Challenge:
Report each line of the data that includes the word "ngang".

----- Records to process

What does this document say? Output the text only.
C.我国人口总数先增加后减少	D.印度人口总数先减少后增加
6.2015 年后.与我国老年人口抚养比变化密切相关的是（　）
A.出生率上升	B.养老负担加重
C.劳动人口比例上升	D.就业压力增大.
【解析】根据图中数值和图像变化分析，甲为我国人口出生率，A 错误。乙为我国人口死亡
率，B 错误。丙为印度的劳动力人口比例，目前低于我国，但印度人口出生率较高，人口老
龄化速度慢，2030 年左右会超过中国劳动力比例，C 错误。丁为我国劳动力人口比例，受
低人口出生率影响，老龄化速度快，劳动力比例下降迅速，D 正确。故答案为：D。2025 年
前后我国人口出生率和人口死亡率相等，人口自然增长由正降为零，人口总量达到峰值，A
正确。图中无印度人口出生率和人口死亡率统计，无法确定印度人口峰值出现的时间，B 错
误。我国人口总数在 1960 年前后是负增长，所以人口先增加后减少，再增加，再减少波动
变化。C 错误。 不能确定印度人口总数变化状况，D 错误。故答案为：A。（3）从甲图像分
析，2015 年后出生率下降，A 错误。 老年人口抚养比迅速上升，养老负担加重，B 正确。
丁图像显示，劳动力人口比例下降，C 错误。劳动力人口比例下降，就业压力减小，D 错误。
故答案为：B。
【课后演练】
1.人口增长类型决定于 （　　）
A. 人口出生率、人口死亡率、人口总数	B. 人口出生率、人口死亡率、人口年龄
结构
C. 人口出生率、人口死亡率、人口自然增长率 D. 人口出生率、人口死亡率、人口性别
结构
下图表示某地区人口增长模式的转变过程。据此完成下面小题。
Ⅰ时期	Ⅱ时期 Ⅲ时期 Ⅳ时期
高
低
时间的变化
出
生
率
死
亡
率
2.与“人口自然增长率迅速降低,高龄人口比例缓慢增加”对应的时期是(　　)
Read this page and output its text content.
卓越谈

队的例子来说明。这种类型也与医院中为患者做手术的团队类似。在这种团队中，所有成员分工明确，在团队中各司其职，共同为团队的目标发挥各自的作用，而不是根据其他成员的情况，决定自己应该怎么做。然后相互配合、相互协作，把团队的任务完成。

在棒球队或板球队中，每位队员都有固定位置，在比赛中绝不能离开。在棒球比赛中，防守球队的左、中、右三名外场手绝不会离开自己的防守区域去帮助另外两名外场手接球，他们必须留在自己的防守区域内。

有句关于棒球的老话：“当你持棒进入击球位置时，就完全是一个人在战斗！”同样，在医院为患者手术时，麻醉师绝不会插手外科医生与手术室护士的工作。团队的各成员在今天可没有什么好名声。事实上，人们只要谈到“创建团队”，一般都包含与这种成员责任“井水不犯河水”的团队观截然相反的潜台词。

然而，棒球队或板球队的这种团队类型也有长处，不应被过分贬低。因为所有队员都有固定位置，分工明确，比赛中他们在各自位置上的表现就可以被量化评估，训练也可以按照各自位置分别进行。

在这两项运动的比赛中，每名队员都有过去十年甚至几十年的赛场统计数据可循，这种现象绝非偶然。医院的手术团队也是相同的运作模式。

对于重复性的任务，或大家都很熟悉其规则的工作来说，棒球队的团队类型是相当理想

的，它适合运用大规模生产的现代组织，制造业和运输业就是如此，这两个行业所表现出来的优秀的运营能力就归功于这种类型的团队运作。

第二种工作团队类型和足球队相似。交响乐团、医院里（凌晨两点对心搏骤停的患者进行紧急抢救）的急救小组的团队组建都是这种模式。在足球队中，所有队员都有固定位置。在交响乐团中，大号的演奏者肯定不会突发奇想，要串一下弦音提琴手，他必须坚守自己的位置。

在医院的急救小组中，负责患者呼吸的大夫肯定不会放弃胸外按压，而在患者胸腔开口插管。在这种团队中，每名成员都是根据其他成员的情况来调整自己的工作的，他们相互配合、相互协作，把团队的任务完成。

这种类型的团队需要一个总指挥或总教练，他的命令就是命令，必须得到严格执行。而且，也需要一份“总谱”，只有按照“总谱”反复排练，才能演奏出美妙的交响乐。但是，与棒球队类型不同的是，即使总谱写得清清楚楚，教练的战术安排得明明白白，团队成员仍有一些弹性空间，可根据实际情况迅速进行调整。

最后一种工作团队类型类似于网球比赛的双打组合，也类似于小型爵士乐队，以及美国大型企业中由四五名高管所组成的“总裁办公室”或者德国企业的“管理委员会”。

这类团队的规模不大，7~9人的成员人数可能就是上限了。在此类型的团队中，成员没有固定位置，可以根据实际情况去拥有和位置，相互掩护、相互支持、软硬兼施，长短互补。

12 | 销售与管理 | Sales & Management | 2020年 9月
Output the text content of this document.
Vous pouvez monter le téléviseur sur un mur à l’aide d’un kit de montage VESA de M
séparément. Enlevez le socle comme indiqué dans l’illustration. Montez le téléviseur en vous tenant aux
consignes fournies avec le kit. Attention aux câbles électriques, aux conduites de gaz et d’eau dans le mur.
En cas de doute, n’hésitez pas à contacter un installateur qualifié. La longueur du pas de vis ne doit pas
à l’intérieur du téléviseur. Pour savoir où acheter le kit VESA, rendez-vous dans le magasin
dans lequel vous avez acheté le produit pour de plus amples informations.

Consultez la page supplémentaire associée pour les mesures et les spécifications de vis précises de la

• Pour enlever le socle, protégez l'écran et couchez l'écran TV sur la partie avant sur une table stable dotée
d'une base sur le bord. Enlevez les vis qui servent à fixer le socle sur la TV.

----------
----- Records to process

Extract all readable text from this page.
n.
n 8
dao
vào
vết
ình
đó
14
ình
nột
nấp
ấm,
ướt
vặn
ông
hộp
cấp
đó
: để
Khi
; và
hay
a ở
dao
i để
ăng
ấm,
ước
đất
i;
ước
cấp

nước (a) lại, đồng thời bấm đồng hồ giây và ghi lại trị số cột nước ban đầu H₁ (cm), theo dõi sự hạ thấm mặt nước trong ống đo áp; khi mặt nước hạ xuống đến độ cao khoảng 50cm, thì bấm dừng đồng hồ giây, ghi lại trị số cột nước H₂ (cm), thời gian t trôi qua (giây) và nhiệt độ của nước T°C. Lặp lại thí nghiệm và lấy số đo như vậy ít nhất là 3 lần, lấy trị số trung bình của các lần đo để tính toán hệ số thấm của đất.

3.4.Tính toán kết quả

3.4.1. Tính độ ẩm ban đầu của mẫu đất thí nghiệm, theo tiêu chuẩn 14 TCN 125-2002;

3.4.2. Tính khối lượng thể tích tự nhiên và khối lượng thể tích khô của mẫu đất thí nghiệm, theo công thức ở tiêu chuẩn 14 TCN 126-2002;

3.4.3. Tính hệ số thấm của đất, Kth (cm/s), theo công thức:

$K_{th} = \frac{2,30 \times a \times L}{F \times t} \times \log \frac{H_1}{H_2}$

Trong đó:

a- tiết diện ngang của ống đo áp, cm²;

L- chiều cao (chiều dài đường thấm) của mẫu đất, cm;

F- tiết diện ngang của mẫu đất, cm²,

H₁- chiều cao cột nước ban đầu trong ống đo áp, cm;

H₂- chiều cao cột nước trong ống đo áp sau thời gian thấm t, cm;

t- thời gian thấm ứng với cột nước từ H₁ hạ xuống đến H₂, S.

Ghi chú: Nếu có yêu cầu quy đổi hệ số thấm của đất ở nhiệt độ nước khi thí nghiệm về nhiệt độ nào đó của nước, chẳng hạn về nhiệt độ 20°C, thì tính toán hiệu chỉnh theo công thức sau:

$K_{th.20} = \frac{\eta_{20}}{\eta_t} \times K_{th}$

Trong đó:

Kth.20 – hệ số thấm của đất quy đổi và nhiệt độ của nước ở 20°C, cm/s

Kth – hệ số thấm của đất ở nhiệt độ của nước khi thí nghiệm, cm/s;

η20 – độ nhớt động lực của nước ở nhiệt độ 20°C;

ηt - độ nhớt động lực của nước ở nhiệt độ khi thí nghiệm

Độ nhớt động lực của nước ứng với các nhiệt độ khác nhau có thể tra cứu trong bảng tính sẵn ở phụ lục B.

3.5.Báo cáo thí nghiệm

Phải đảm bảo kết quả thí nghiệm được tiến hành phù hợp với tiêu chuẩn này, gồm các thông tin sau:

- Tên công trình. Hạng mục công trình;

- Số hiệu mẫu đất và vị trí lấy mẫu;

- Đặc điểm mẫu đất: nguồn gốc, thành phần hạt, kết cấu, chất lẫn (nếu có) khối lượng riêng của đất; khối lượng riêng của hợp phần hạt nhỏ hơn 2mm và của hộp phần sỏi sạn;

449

----------
----- Records to process

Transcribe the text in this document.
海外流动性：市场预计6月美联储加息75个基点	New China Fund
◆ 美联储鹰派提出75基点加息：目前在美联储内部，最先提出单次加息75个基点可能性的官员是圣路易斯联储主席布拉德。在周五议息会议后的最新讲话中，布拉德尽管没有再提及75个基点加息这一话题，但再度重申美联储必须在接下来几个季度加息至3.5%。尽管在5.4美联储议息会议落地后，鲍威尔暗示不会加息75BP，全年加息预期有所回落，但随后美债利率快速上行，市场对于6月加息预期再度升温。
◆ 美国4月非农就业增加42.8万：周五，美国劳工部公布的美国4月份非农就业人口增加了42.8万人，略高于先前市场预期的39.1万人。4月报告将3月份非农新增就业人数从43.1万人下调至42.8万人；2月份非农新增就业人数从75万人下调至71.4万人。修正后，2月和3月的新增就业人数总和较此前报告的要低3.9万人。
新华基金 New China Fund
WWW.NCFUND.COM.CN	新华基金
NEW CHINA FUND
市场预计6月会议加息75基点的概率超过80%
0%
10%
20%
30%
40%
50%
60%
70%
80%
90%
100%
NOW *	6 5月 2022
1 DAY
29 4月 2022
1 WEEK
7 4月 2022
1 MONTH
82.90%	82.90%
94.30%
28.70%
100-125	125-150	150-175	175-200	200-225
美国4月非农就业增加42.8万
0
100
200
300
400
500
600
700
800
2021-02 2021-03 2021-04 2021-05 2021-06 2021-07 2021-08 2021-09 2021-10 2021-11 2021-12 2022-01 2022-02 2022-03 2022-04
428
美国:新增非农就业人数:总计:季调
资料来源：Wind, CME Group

----------

The answer:
a- tiết diện ngang của ống đo áp, cm²;
F- tiết diện ngang của mẫu đất, cm²,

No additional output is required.